Problem requirements: Transcribe the records below in full; pictures stay out of the copy.

Records to process:

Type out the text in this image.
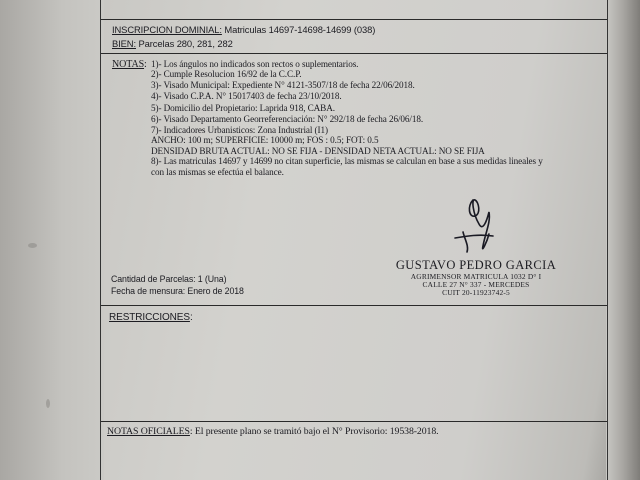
INSCRIPCION DOMINIAL: Matriculas 14697-14698-14699 (038)
BIEN: Parcelas 280, 281, 282
NOTAS: 1)- Los ángulos no indicados son rectos o suplementarios.
2)- Cumple Resolucion 16/92 de la C.C.P.
3)- Visado Municipal: Expediente N° 4121-3507/18 de fecha 22/06/2018.
4)- Visado C.P.A. N° 15017403 de fecha 23/10/2018.
5)- Domicilio del Propietario: Laprida 918, CABA.
6)- Visado Departamento Georreferenciación: N° 292/18 de fecha 26/06/18.
7)- Indicadores Urbanisticos: Zona Industrial (I1)
ANCHO: 100 m; SUPERFICIE: 10000 m; FOS : 0.5; FOT: 0.5
DENSIDAD BRUTA ACTUAL: NO SE FIJA - DENSIDAD NETA ACTUAL: NO SE FIJA
8)- Las matriculas 14697 y 14699 no citan superficie, las mismas se calculan en base a sus medidas lineales y
con las mismas se efectúa el balance.
GUSTAVO PEDRO GARCIA
AGRIMENSOR MATRICULA 1032 D° I
CALLE 27 N° 337 - MERCEDES
CUIT 20-11923742-5
Cantidad de Parcelas: 1 (Una)
Fecha de mensura: Enero de 2018
RESTRICCIONES:
NOTAS OFICIALES: El presente plano se tramitó bajo el N° Provisorio: 19538-2018.
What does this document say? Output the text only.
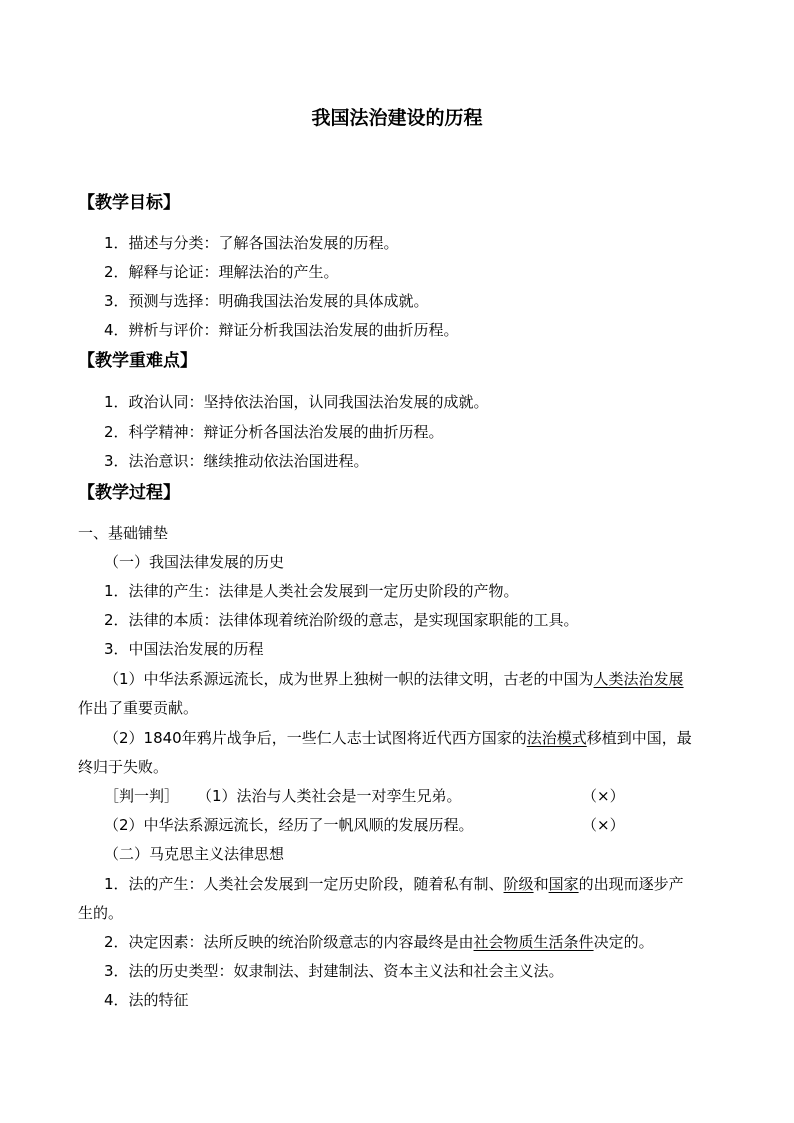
我国法治建设的历程
【教学目标】
1．描述与分类：了解各国法治发展的历程。
2．解释与论证：理解法治的产生。
3．预测与选择：明确我国法治发展的具体成就。
4．辨析与评价：辩证分析我国法治发展的曲折历程。
【教学重难点】
1．政治认同：坚持依法治国，认同我国法治发展的成就。
2．科学精神：辩证分析各国法治发展的曲折历程。
3．法治意识：继续推动依法治国进程。
【教学过程】
一、基础铺垫
（一）我国法律发展的历史
1．法律的产生：法律是人类社会发展到一定历史阶段的产物。
2．法律的本质：法律体现着统治阶级的意志，是实现国家职能的工具。
3．中国法治发展的历程
（1）中华法系源远流长，成为世界上独树一帜的法律文明，古老的中国为人类法治发展
作出了重要贡献。
（2）1840年鸦片战争后，一些仁人志士试图将近代西方国家的法治模式移植到中国，最
终归于失败。
［判一判］ （1）法治与人类社会是一对孪生兄弟。	（×）
（2）中华法系源远流长，经历了一帆风顺的发展历程。	（×）
（二）马克思主义法律思想
1．法的产生：人类社会发展到一定历史阶段，随着私有制、阶级和国家的出现而逐步产
生的。
2．决定因素：法所反映的统治阶级意志的内容最终是由社会物质生活条件决定的。
3．法的历史类型：奴隶制法、封建制法、资本主义法和社会主义法。
4．法的特征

Solution for this problem:
Type out the text in this image.
INSCRIPCION DOMINIAL: Matriculas 14697-14698-14699 (038)
BIEN: Parcelas 280, 281, 282
NOTAS: 1)- Los ángulos no indicados son rectos o suplementarios.
2)- Cumple Resolucion 16/92 de la C.C.P.
3)- Visado Municipal: Expediente N° 4121-3507/18 de fecha 22/06/2018.
4)- Visado C.P.A. N° 15017403 de fecha 23/10/2018.
5)- Domicilio del Propietario: Laprida 918, CABA.
6)- Visado Departamento Georreferenciación: N° 292/18 de fecha 26/06/18.
7)- Indicadores Urbanisticos: Zona Industrial (I1)
ANCHO: 100 m; SUPERFICIE: 10000 m; FOS : 0.5; FOT: 0.5
DENSIDAD BRUTA ACTUAL: NO SE FIJA - DENSIDAD NETA ACTUAL: NO SE FIJA
8)- Las matriculas 14697 y 14699 no citan superficie, las mismas se calculan en base a sus medidas lineales y
con las mismas se efectúa el balance.
GUSTAVO PEDRO GARCIA
AGRIMENSOR MATRICULA 1032 D° I
CALLE 27 N° 337 - MERCEDES
CUIT 20-11923742-5
Cantidad de Parcelas: 1 (Una)
Fecha de mensura: Enero de 2018
RESTRICCIONES:
NOTAS OFICIALES: El presente plano se tramitó bajo el N° Provisorio: 19538-2018.
What does this document say? Output the text only.
我国法治建设的历程
【教学目标】
1．描述与分类：了解各国法治发展的历程。
2．解释与论证：理解法治的产生。
3．预测与选择：明确我国法治发展的具体成就。
4．辨析与评价：辩证分析我国法治发展的曲折历程。
【教学重难点】
1．政治认同：坚持依法治国，认同我国法治发展的成就。
2．科学精神：辩证分析各国法治发展的曲折历程。
3．法治意识：继续推动依法治国进程。
【教学过程】
一、基础铺垫
（一）我国法律发展的历史
1．法律的产生：法律是人类社会发展到一定历史阶段的产物。
2．法律的本质：法律体现着统治阶级的意志，是实现国家职能的工具。
3．中国法治发展的历程
（1）中华法系源远流长，成为世界上独树一帜的法律文明，古老的中国为人类法治发展
作出了重要贡献。
（2）1840年鸦片战争后，一些仁人志士试图将近代西方国家的法治模式移植到中国，最
终归于失败。
［判一判］ （1）法治与人类社会是一对孪生兄弟。	（×）
（2）中华法系源远流长，经历了一帆风顺的发展历程。	（×）
（二）马克思主义法律思想
1．法的产生：人类社会发展到一定历史阶段，随着私有制、阶级和国家的出现而逐步产
生的。
2．决定因素：法所反映的统治阶级意志的内容最终是由社会物质生活条件决定的。
3．法的历史类型：奴隶制法、封建制法、资本主义法和社会主义法。
4．法的特征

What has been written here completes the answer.